== BRIEF ==
Tally the lines of the listing that contain the word "frames", then give the total and nothing else.
[start]
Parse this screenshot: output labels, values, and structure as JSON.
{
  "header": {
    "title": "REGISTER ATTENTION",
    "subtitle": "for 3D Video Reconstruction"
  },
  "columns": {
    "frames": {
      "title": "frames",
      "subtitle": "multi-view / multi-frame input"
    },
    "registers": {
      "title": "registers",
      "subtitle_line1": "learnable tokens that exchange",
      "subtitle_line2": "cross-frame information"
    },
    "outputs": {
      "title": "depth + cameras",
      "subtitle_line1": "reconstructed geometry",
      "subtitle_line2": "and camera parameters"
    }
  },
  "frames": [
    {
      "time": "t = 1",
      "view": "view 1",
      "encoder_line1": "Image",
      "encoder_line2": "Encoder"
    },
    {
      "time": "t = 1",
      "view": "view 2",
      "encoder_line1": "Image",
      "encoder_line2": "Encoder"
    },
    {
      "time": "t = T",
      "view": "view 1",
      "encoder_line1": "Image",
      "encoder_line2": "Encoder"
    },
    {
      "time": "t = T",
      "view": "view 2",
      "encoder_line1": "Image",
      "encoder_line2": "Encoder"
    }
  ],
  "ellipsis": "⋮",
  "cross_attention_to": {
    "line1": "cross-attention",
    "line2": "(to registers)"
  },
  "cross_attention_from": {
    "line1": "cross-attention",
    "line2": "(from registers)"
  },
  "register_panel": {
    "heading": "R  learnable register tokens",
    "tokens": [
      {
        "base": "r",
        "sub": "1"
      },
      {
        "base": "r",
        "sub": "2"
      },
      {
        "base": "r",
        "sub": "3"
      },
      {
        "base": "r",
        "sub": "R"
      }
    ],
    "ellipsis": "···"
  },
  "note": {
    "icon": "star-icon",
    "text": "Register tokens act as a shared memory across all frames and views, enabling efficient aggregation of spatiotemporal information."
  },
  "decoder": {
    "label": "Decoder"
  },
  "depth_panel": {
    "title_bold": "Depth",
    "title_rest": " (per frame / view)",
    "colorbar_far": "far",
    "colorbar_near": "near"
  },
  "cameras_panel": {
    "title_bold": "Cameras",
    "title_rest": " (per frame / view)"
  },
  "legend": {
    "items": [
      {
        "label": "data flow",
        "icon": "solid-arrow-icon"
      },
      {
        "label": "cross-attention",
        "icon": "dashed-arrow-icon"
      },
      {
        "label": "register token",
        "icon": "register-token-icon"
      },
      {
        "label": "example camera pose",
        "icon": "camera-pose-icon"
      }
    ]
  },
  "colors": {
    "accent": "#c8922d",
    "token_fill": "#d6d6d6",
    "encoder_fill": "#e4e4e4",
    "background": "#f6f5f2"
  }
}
[end]
[start]
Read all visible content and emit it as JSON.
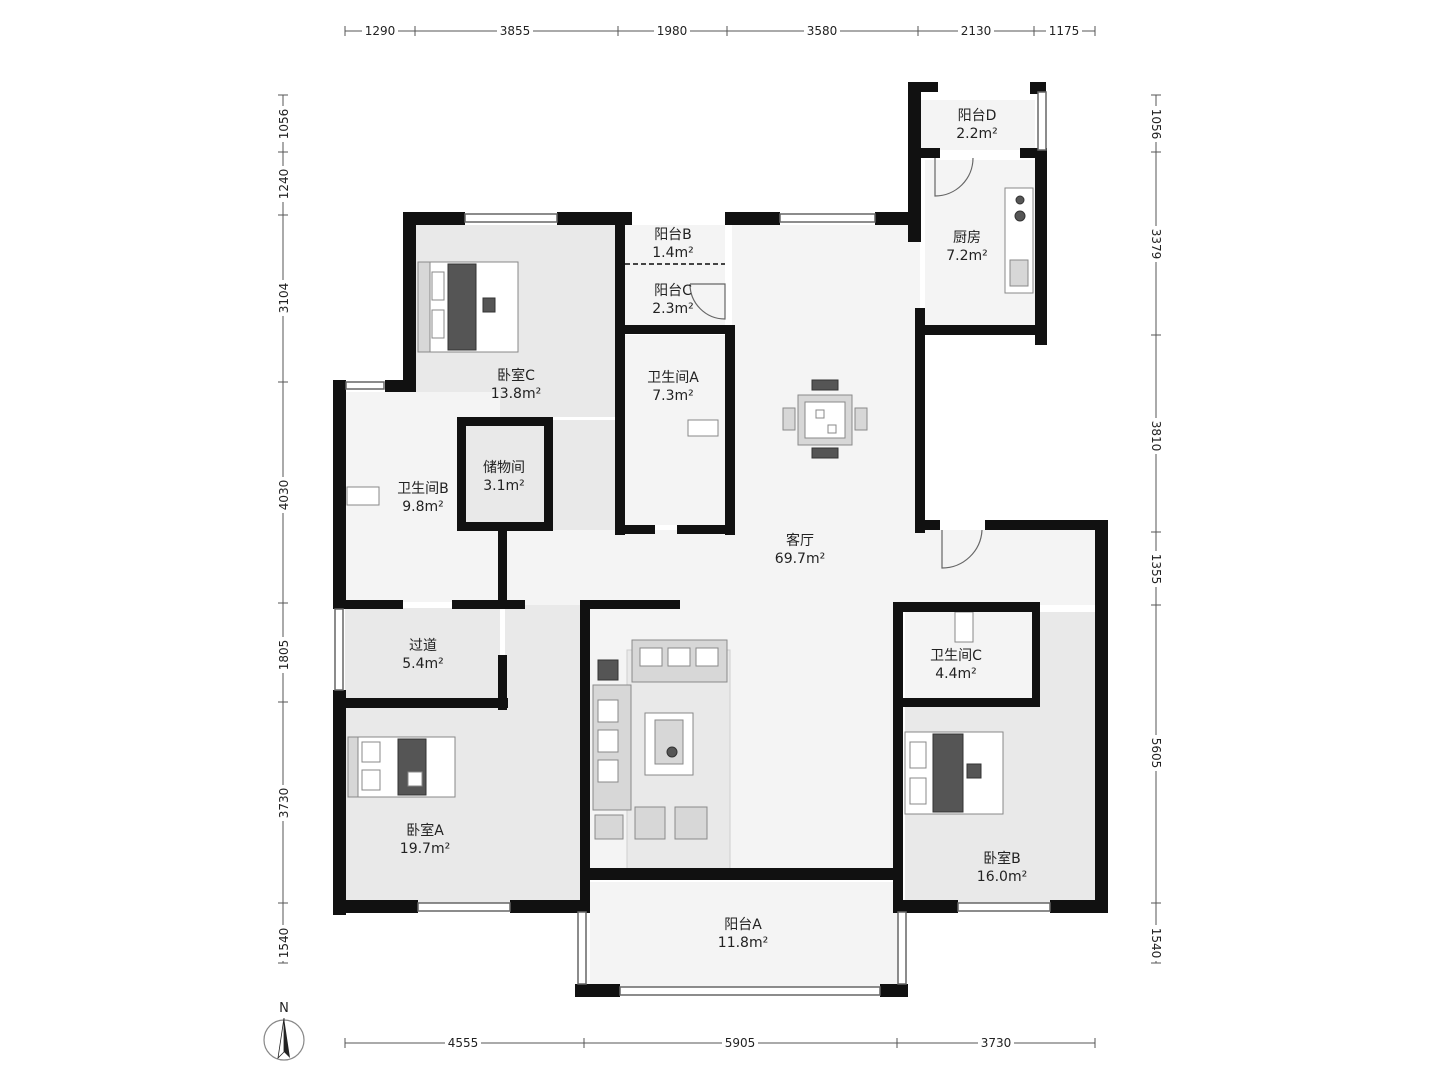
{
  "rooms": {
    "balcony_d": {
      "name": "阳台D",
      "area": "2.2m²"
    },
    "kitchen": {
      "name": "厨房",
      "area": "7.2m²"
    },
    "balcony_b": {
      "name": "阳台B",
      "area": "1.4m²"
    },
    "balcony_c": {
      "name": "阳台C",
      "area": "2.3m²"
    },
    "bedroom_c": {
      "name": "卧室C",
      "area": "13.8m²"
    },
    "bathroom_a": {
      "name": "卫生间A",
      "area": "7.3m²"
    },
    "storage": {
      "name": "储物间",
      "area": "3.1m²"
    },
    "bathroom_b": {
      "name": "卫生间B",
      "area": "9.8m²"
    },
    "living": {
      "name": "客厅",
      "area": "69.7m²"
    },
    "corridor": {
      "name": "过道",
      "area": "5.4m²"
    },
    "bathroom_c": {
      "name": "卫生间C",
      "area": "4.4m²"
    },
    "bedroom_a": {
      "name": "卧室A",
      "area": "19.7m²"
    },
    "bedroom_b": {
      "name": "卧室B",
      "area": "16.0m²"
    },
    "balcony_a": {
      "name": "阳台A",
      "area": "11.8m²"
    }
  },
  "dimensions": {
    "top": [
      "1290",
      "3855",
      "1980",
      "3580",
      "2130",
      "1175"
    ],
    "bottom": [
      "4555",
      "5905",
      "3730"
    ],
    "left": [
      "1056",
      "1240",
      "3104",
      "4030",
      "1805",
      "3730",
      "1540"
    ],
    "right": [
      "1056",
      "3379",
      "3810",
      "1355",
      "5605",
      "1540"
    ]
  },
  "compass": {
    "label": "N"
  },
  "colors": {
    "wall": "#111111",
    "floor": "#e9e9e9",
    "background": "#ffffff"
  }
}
[end]
== PROBLEM SOLUTION ==
4